>> start

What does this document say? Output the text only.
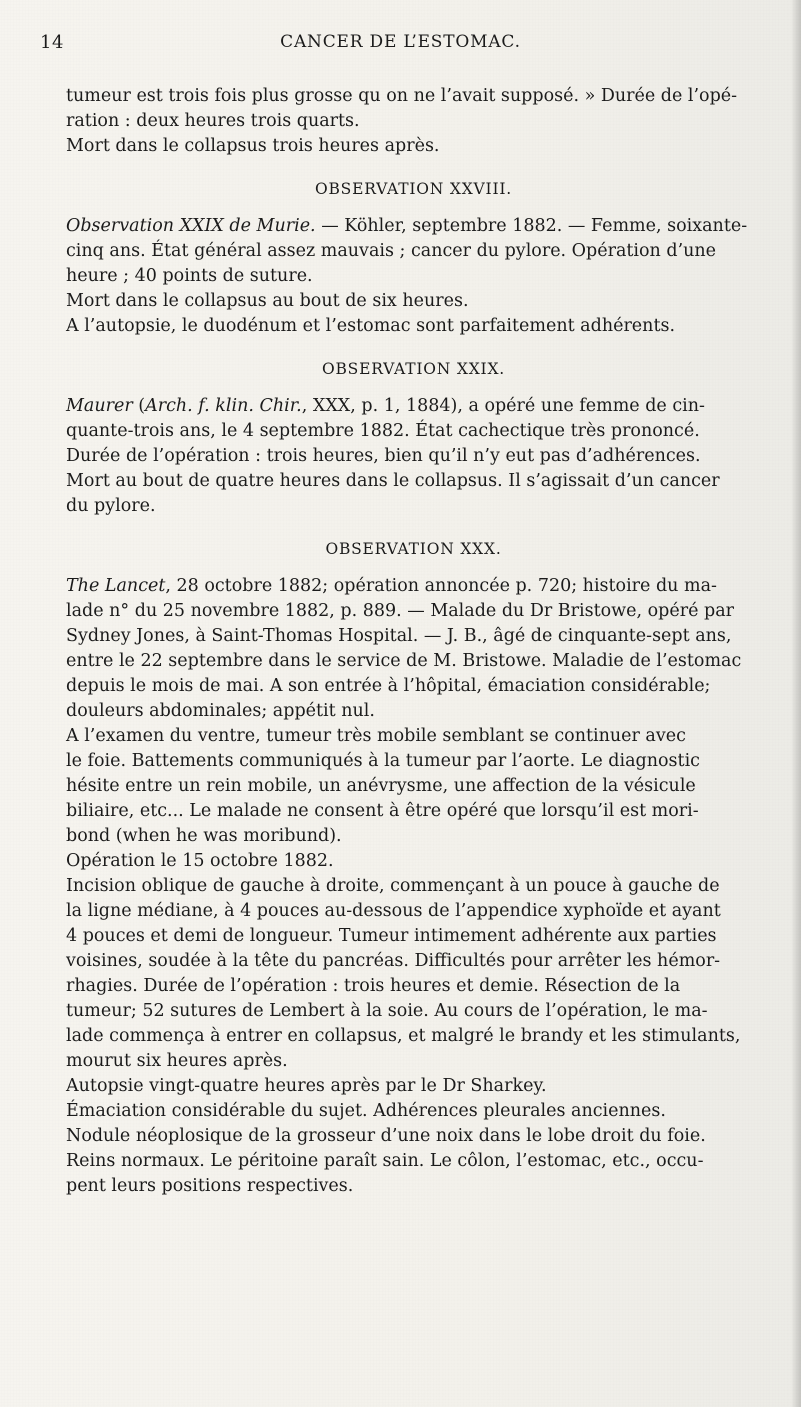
14	CANCER DE L’ESTOMAC.

tumeur est trois fois plus grosse qu on ne l’avait supposé. » Durée de l’opé-

ration : deux heures trois quarts.

Mort dans le collapsus trois heures après.

OBSERVATION XXVIII.

Observation XXIX de Murie. — Köhler, septembre 1882. — Femme, soixante-

cinq ans. État général assez mauvais ; cancer du pylore. Opération d’une

heure ; 40 points de suture.

Mort dans le collapsus au bout de six heures.

A l’autopsie, le duodénum et l’estomac sont parfaitement adhérents.

OBSERVATION XXIX.

Maurer (Arch. f. klin. Chir., XXX, p. 1, 1884), a opéré une femme de cin-

quante-trois ans, le 4 septembre 1882. État cachectique très prononcé.

Durée de l’opération : trois heures, bien qu’il n’y eut pas d’adhérences.

Mort au bout de quatre heures dans le collapsus. Il s’agissait d’un cancer

du pylore.

OBSERVATION XXX.

The Lancet, 28 octobre 1882; opération annoncée p. 720; histoire du ma-

lade n° du 25 novembre 1882, p. 889. — Malade du Dr Bristowe, opéré par

Sydney Jones, à Saint-Thomas Hospital. — J. B., âgé de cinquante-sept ans,

entre le 22 septembre dans le service de M. Bristowe. Maladie de l’estomac

depuis le mois de mai. A son entrée à l’hôpital, émaciation considérable;

douleurs abdominales; appétit nul.

A l’examen du ventre, tumeur très mobile semblant se continuer avec

le foie. Battements communiqués à la tumeur par l’aorte. Le diagnostic

hésite entre un rein mobile, un anévrysme, une affection de la vésicule

biliaire, etc... Le malade ne consent à être opéré que lorsqu’il est mori-

bond (when he was moribund).

Opération le 15 octobre 1882.

Incision oblique de gauche à droite, commençant à un pouce à gauche de

la ligne médiane, à 4 pouces au-dessous de l’appendice xyphoïde et ayant

4 pouces et demi de longueur. Tumeur intimement adhérente aux parties

voisines, soudée à la tête du pancréas. Difficultés pour arrêter les hémor-

rhagies. Durée de l’opération : trois heures et demie. Résection de la

tumeur; 52 sutures de Lembert à la soie. Au cours de l’opération, le ma-

lade commença à entrer en collapsus, et malgré le brandy et les stimulants,

mourut six heures après.

Autopsie vingt-quatre heures après par le Dr Sharkey.

Émaciation considérable du sujet. Adhérences pleurales anciennes.

Nodule néoplosique de la grosseur d’une noix dans le lobe droit du foie.

Reins normaux. Le péritoine paraît sain. Le côlon, l’estomac, etc., occu-

pent leurs positions respectives.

>> end

▶ [Problem description]: In the material above, find each line that contains the word "dans", and select it.

▶ [Exercise result]:
Mort dans le collapsus trois heures après.
Mort dans le collapsus au bout de six heures.
Mort au bout de quatre heures dans le collapsus. Il s’agissait d’un cancer
entre le 22 septembre dans le service de M. Bristowe. Maladie de l’estomac
Nodule néoplosique de la grosseur d’une noix dans le lobe droit du foie.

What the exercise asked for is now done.